Records provided:
↓

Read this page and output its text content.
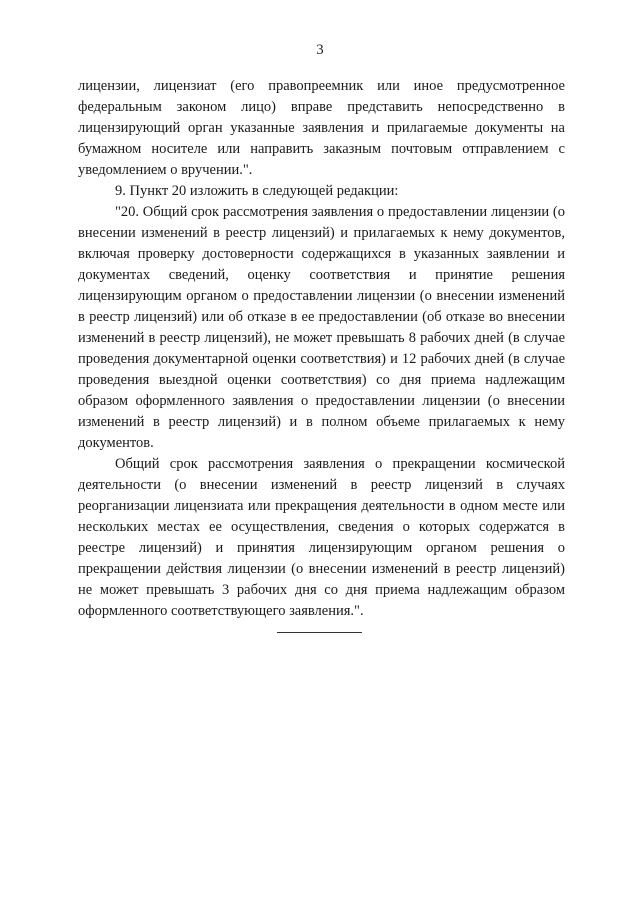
3

лицензии, лицензиат (его правопреемник или иное предусмотренное федеральным законом лицо) вправе представить непосредственно в лицензирующий орган указанные заявления и прилагаемые документы на бумажном носителе или направить заказным почтовым отправлением с уведомлением о вручении.".

9. Пункт 20 изложить в следующей редакции:

"20. Общий срок рассмотрения заявления о предоставлении лицензии (о внесении изменений в реестр лицензий) и прилагаемых к нему документов, включая проверку достоверности содержащихся в указанных заявлении и документах сведений, оценку соответствия и принятие решения лицензирующим органом о предоставлении лицензии (о внесении изменений в реестр лицензий) или об отказе в ее предоставлении (об отказе во внесении изменений в реестр лицензий), не может превышать 8 рабочих дней (в случае проведения документарной оценки соответствия) и 12 рабочих дней (в случае проведения выездной оценки соответствия) со дня приема надлежащим образом оформленного заявления о предоставлении лицензии (о внесении изменений в реестр лицензий) и в полном объеме прилагаемых к нему документов.

Общий срок рассмотрения заявления о прекращении космической деятельности (о внесении изменений в реестр лицензий в случаях реорганизации лицензиата или прекращения деятельности в одном месте или нескольких местах ее осуществления, сведения о которых содержатся в реестре лицензий) и принятия лицензирующим органом решения о прекращении действия лицензии (о внесении изменений в реестр лицензий) не может превышать 3 рабочих дня со дня приема надлежащим образом оформленного соответствующего заявления.".
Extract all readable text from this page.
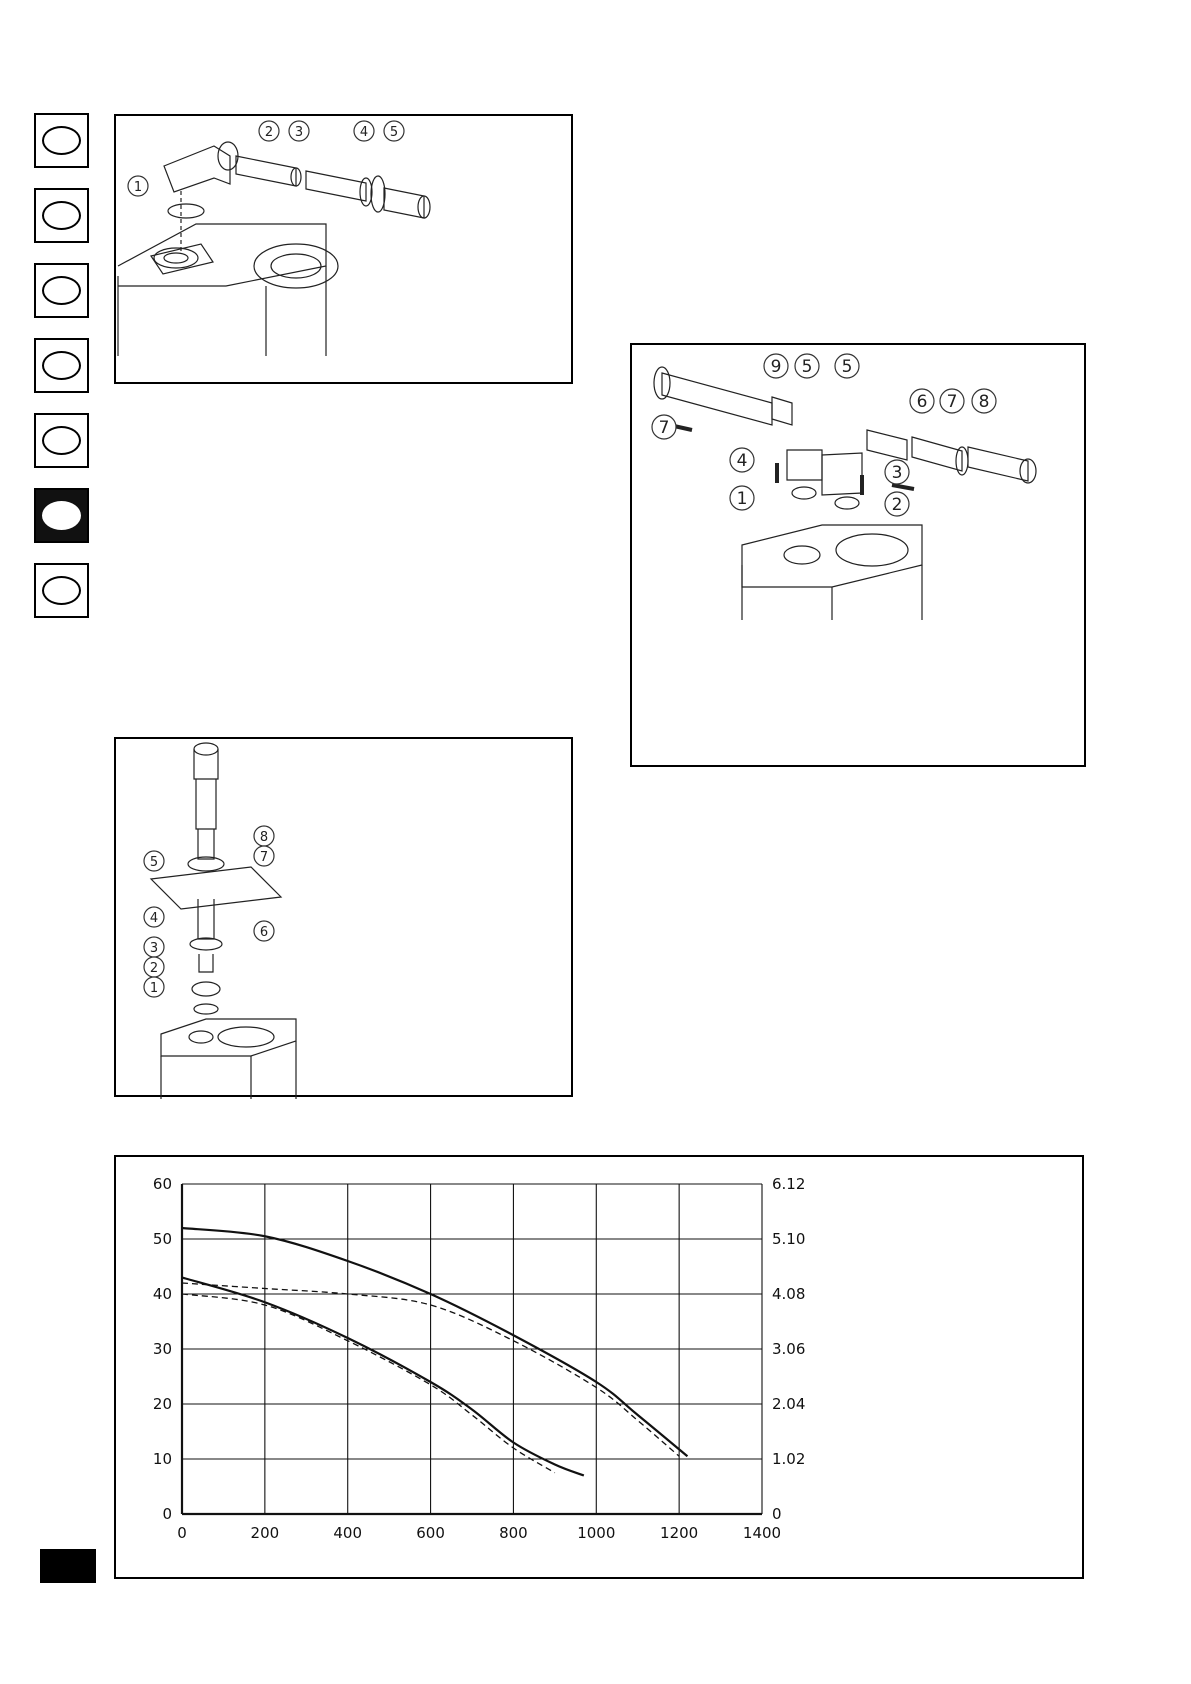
1
2 3	4 5
9 5 5
6 7 8
7
4
3
1	2
8
5	7
4
6
3
2
1
0	200	400	600	800	1000	1200	1400
0	0
10	1.02
20	2.04
30	3.06
40	4.08
50	5.10
60	6.12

↑

Task instructions: Gather all lines with the string "page" from the data.

Response below:
Read this page and output its text content.
Extract all readable text from this page.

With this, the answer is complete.